• DIRECTION: For each line that holds "Team", copy the line out.

[Collected data entries]
## Begin

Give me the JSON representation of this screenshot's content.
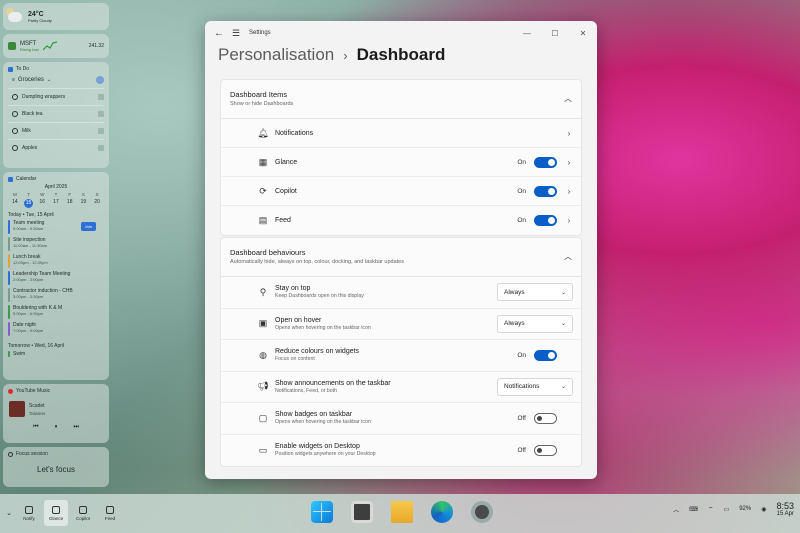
{
  "widgets": {
    "weather": {
      "temp": "24°C",
      "desc": "Partly Cloudy"
    },
    "stock": {
      "symbol": "MSFT",
      "sub": "Rising fast",
      "price": "241.32"
    },
    "todo": {
      "title": "To Do",
      "list": "Groceries",
      "items": [
        "Dumpling wrappers",
        "Black tea",
        "Milk",
        "Apples"
      ]
    },
    "calendar": {
      "title": "Calendar",
      "month": "April 2025",
      "day_names": [
        "M",
        "T",
        "W",
        "T",
        "F",
        "S",
        "S"
      ],
      "days": [
        "14",
        "15",
        "16",
        "17",
        "18",
        "19",
        "20"
      ],
      "today_label": "Today • Tue, 15 April",
      "join_label": "Join",
      "events": [
        {
          "title": "Team meeting",
          "time": "9:00am - 9:30am",
          "color": "#2e6fd6"
        },
        {
          "title": "Site inspection",
          "time": "11:00am - 11:30am",
          "color": "#7b9a8b"
        },
        {
          "title": "Lunch break",
          "time": "12:00pm - 12:30pm",
          "color": "#d9a441"
        },
        {
          "title": "Leadership Team Meeting",
          "time": "2:00pm - 3:00pm",
          "color": "#2e6fd6"
        },
        {
          "title": "Contractor induction - CHB",
          "time": "3:00pm - 3:30pm",
          "color": "#7b9a8b"
        },
        {
          "title": "Bouldering with K & M",
          "time": "5:00pm - 6:30pm",
          "color": "#3c9a4a"
        },
        {
          "title": "Date night",
          "time": "7:00pm - 9:00pm",
          "color": "#8a5cc9"
        }
      ],
      "tomorrow_label": "Tomorrow • Wed, 16 April",
      "tomorrow_event": "Swim"
    },
    "music": {
      "app": "YouTube Music",
      "song": "Scarlet",
      "artist": "Taiwans"
    },
    "focus": {
      "title": "Focus session",
      "cta": "Let's focus"
    }
  },
  "window": {
    "title": "Settings",
    "breadcrumb_parent": "Personalisation",
    "breadcrumb_sep": "›",
    "breadcrumb_current": "Dashboard",
    "items_section": {
      "title": "Dashboard Items",
      "desc": "Show or hide Dashboards",
      "rows": [
        {
          "label": "Notifications",
          "state": "",
          "toggle": ""
        },
        {
          "label": "Glance",
          "state": "On",
          "toggle": "on"
        },
        {
          "label": "Copilot",
          "state": "On",
          "toggle": "on"
        },
        {
          "label": "Feed",
          "state": "On",
          "toggle": "on"
        }
      ]
    },
    "behaviours_section": {
      "title": "Dashboard behaviours",
      "desc": "Automatically hide, always on top, colour, docking, and taskbar updates",
      "rows": [
        {
          "label": "Stay on top",
          "desc": "Keep Dashboards open on this display",
          "value": "Always"
        },
        {
          "label": "Open on hover",
          "desc": "Opens when hovering on the taskbar icon",
          "value": "Always"
        },
        {
          "label": "Reduce colours on widgets",
          "desc": "Focus on content",
          "state": "On"
        },
        {
          "label": "Show announcements on the taskbar",
          "desc": "Notifications, Feed, or both",
          "value": "Notifications"
        },
        {
          "label": "Show badges on taskbar",
          "desc": "Opens when hovering on the taskbar icon",
          "state": "Off"
        },
        {
          "label": "Enable widgets on Desktop",
          "desc": "Position widgets anywhere on your Desktop",
          "state": "Off"
        }
      ]
    }
  },
  "taskbar": {
    "widgets": [
      {
        "label": "Notify"
      },
      {
        "label": "Glance"
      },
      {
        "label": "Copilot"
      },
      {
        "label": "Feed"
      }
    ],
    "battery": "92%",
    "time": "8:53",
    "date": "15 Apr"
  }
}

## End

• FINAL ANSWER:
          "title": "Team meeting",
          "title": "Leadership Team Meeting",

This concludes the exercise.